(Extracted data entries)
— START —

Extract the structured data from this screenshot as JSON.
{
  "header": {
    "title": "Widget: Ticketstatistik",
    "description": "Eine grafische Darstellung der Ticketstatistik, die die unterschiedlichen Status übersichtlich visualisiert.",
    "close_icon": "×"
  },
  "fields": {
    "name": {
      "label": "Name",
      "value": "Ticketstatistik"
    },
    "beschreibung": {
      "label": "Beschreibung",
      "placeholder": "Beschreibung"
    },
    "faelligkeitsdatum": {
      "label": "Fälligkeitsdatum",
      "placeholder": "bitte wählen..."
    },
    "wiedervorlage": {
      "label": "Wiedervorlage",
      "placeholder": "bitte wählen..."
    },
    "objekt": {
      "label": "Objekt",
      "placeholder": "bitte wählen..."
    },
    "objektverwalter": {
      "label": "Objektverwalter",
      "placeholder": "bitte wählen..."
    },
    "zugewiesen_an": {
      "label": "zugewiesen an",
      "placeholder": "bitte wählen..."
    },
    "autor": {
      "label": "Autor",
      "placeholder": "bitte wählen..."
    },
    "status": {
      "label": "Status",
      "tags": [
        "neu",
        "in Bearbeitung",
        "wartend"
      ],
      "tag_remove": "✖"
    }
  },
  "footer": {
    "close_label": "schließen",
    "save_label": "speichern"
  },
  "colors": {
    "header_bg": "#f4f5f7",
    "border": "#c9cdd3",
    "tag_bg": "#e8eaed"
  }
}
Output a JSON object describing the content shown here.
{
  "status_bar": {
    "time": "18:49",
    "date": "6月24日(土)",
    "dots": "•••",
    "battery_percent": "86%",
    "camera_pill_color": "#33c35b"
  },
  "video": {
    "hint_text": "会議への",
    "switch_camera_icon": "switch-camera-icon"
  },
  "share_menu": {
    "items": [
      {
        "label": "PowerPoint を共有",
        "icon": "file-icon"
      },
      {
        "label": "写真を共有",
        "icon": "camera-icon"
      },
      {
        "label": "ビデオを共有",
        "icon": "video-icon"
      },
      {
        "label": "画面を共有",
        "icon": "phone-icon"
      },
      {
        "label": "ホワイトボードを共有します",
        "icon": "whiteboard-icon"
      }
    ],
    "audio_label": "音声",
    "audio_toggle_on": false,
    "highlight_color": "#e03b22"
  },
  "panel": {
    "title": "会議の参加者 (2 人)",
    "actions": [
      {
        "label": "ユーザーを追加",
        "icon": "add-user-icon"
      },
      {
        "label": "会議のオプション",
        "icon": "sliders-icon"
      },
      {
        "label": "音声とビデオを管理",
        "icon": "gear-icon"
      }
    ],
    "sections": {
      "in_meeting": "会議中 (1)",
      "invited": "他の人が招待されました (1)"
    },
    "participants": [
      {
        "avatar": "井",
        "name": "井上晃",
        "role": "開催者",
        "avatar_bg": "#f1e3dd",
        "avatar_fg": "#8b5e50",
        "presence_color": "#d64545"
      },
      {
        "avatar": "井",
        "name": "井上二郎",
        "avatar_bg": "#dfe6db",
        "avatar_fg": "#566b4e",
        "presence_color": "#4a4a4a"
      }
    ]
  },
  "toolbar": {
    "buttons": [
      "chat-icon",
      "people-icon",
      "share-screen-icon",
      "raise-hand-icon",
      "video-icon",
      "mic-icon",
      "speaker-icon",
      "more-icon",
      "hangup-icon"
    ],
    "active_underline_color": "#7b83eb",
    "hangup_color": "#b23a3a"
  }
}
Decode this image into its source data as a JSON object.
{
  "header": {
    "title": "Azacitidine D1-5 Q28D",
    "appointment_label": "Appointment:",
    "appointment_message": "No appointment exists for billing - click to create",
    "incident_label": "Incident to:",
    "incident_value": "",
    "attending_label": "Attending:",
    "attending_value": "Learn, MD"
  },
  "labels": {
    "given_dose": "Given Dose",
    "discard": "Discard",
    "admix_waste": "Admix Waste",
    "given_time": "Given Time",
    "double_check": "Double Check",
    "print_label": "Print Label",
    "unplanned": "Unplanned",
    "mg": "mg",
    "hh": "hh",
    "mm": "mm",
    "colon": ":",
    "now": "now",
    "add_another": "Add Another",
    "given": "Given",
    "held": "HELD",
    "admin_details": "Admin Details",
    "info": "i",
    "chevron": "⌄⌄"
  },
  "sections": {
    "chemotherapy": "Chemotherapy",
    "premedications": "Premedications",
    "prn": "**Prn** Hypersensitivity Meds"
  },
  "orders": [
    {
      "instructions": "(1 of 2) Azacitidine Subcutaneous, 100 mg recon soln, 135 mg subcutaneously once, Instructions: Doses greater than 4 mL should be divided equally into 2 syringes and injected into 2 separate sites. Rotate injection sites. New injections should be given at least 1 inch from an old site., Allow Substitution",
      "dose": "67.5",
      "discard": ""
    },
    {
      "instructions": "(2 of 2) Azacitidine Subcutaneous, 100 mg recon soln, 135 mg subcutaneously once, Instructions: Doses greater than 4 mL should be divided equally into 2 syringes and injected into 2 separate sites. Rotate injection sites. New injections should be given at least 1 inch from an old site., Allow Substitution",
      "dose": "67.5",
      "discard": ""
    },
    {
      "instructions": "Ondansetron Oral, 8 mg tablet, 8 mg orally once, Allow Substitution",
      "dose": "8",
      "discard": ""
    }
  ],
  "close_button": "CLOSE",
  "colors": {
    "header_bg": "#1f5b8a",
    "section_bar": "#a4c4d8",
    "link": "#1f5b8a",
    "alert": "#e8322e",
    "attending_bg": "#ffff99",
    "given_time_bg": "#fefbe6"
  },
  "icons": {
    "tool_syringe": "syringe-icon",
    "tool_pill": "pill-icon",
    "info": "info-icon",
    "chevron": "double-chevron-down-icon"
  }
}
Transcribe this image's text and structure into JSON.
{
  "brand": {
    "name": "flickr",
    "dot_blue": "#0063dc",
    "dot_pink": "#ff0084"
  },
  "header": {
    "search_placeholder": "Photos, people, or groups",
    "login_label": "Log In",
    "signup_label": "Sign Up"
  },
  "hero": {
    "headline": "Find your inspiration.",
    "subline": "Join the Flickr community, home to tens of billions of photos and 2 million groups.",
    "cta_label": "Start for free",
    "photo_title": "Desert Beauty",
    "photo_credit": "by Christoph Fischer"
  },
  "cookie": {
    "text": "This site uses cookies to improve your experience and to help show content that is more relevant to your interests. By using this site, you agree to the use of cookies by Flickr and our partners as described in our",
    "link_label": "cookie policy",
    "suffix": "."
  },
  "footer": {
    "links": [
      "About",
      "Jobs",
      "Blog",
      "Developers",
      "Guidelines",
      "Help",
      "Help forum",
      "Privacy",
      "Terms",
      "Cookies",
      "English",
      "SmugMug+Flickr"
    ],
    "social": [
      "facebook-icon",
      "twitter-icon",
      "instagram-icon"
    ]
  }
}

— END —

▸ EXERCISE GOAL: From the records above, extract each line exactly as shown.

▸ RIGHT ANSWER:
Extract the structured data from this screenshot as JSON.
{
  "header": {
    "title": "Widget: Ticketstatistik",
    "description": "Eine grafische Darstellung der Ticketstatistik, die die unterschiedlichen Status übersichtlich visualisiert.",
    "close_icon": "×"
  },
  "fields": {
    "name": {
      "label": "Name",
      "value": "Ticketstatistik"
    },
    "beschreibung": {
      "label": "Beschreibung",
      "placeholder": "Beschreibung"
    },
    "faelligkeitsdatum": {
      "label": "Fälligkeitsdatum",
      "placeholder": "bitte wählen..."
    },
    "wiedervorlage": {
      "label": "Wiedervorlage",
      "placeholder": "bitte wählen..."
    },
    "objekt": {
      "label": "Objekt",
      "placeholder": "bitte wählen..."
    },
    "objektverwalter": {
      "label": "Objektverwalter",
      "placeholder": "bitte wählen..."
    },
    "zugewiesen_an": {
      "label": "zugewiesen an",
      "placeholder": "bitte wählen..."
    },
    "autor": {
      "label": "Autor",
      "placeholder": "bitte wählen..."
    },
    "status": {
      "label": "Status",
      "tags": [
        "neu",
        "in Bearbeitung",
        "wartend"
      ],
      "tag_remove": "✖"
    }
  },
  "footer": {
    "close_label": "schließen",
    "save_label": "speichern"
  },
  "colors": {
    "header_bg": "#f4f5f7",
    "border": "#c9cdd3",
    "tag_bg": "#e8eaed"
  }
}
Output a JSON object describing the content shown here.
{
  "status_bar": {
    "time": "18:49",
    "date": "6月24日(土)",
    "dots": "•••",
    "battery_percent": "86%",
    "camera_pill_color": "#33c35b"
  },
  "video": {
    "hint_text": "会議への",
    "switch_camera_icon": "switch-camera-icon"
  },
  "share_menu": {
    "items": [
      {
        "label": "PowerPoint を共有",
        "icon": "file-icon"
      },
      {
        "label": "写真を共有",
        "icon": "camera-icon"
      },
      {
        "label": "ビデオを共有",
        "icon": "video-icon"
      },
      {
        "label": "画面を共有",
        "icon": "phone-icon"
      },
      {
        "label": "ホワイトボードを共有します",
        "icon": "whiteboard-icon"
      }
    ],
    "audio_label": "音声",
    "audio_toggle_on": false,
    "highlight_color": "#e03b22"
  },
  "panel": {
    "title": "会議の参加者 (2 人)",
    "actions": [
      {
        "label": "ユーザーを追加",
        "icon": "add-user-icon"
      },
      {
        "label": "会議のオプション",
        "icon": "sliders-icon"
      },
      {
        "label": "音声とビデオを管理",
        "icon": "gear-icon"
      }
    ],
    "sections": {
      "in_meeting": "会議中 (1)",
      "invited": "他の人が招待されました (1)"
    },
    "participants": [
      {
        "avatar": "井",
        "name": "井上晃",
        "role": "開催者",
        "avatar_bg": "#f1e3dd",
        "avatar_fg": "#8b5e50",
        "presence_color": "#d64545"
      },
      {
        "avatar": "井",
        "name": "井上二郎",
        "avatar_bg": "#dfe6db",
        "avatar_fg": "#566b4e",
        "presence_color": "#4a4a4a"
      }
    ]
  },
  "toolbar": {
    "buttons": [
      "chat-icon",
      "people-icon",
      "share-screen-icon",
      "raise-hand-icon",
      "video-icon",
      "mic-icon",
      "speaker-icon",
      "more-icon",
      "hangup-icon"
    ],
    "active_underline_color": "#7b83eb",
    "hangup_color": "#b23a3a"
  }
}
Decode this image into its source data as a JSON object.
{
  "header": {
    "title": "Azacitidine D1-5 Q28D",
    "appointment_label": "Appointment:",
    "appointment_message": "No appointment exists for billing - click to create",
    "incident_label": "Incident to:",
    "incident_value": "",
    "attending_label": "Attending:",
    "attending_value": "Learn, MD"
  },
  "labels": {
    "given_dose": "Given Dose",
    "discard": "Discard",
    "admix_waste": "Admix Waste",
    "given_time": "Given Time",
    "double_check": "Double Check",
    "print_label": "Print Label",
    "unplanned": "Unplanned",
    "mg": "mg",
    "hh": "hh",
    "mm": "mm",
    "colon": ":",
    "now": "now",
    "add_another": "Add Another",
    "given": "Given",
    "held": "HELD",
    "admin_details": "Admin Details",
    "info": "i",
    "chevron": "⌄⌄"
  },
  "sections": {
    "chemotherapy": "Chemotherapy",
    "premedications": "Premedications",
    "prn": "**Prn** Hypersensitivity Meds"
  },
  "orders": [
    {
      "instructions": "(1 of 2) Azacitidine Subcutaneous, 100 mg recon soln, 135 mg subcutaneously once, Instructions: Doses greater than 4 mL should be divided equally into 2 syringes and injected into 2 separate sites. Rotate injection sites. New injections should be given at least 1 inch from an old site., Allow Substitution",
      "dose": "67.5",
      "discard": ""
    },
    {
      "instructions": "(2 of 2) Azacitidine Subcutaneous, 100 mg recon soln, 135 mg subcutaneously once, Instructions: Doses greater than 4 mL should be divided equally into 2 syringes and injected into 2 separate sites. Rotate injection sites. New injections should be given at least 1 inch from an old site., Allow Substitution",
      "dose": "67.5",
      "discard": ""
    },
    {
      "instructions": "Ondansetron Oral, 8 mg tablet, 8 mg orally once, Allow Substitution",
      "dose": "8",
      "discard": ""
    }
  ],
  "close_button": "CLOSE",
  "colors": {
    "header_bg": "#1f5b8a",
    "section_bar": "#a4c4d8",
    "link": "#1f5b8a",
    "alert": "#e8322e",
    "attending_bg": "#ffff99",
    "given_time_bg": "#fefbe6"
  },
  "icons": {
    "tool_syringe": "syringe-icon",
    "tool_pill": "pill-icon",
    "info": "info-icon",
    "chevron": "double-chevron-down-icon"
  }
}
Transcribe this image's text and structure into JSON.
{
  "brand": {
    "name": "flickr",
    "dot_blue": "#0063dc",
    "dot_pink": "#ff0084"
  },
  "header": {
    "search_placeholder": "Photos, people, or groups",
    "login_label": "Log In",
    "signup_label": "Sign Up"
  },
  "hero": {
    "headline": "Find your inspiration.",
    "subline": "Join the Flickr community, home to tens of billions of photos and 2 million groups.",
    "cta_label": "Start for free",
    "photo_title": "Desert Beauty",
    "photo_credit": "by Christoph Fischer"
  },
  "cookie": {
    "text": "This site uses cookies to improve your experience and to help show content that is more relevant to your interests. By using this site, you agree to the use of cookies by Flickr and our partners as described in our",
    "link_label": "cookie policy",
    "suffix": "."
  },
  "footer": {
    "links": [
      "About",
      "Jobs",
      "Blog",
      "Developers",
      "Guidelines",
      "Help",
      "Help forum",
      "Privacy",
      "Terms",
      "Cookies",
      "English",
      "SmugMug+Flickr"
    ],
    "social": [
      "facebook-icon",
      "twitter-icon",
      "instagram-icon"
    ]
  }
}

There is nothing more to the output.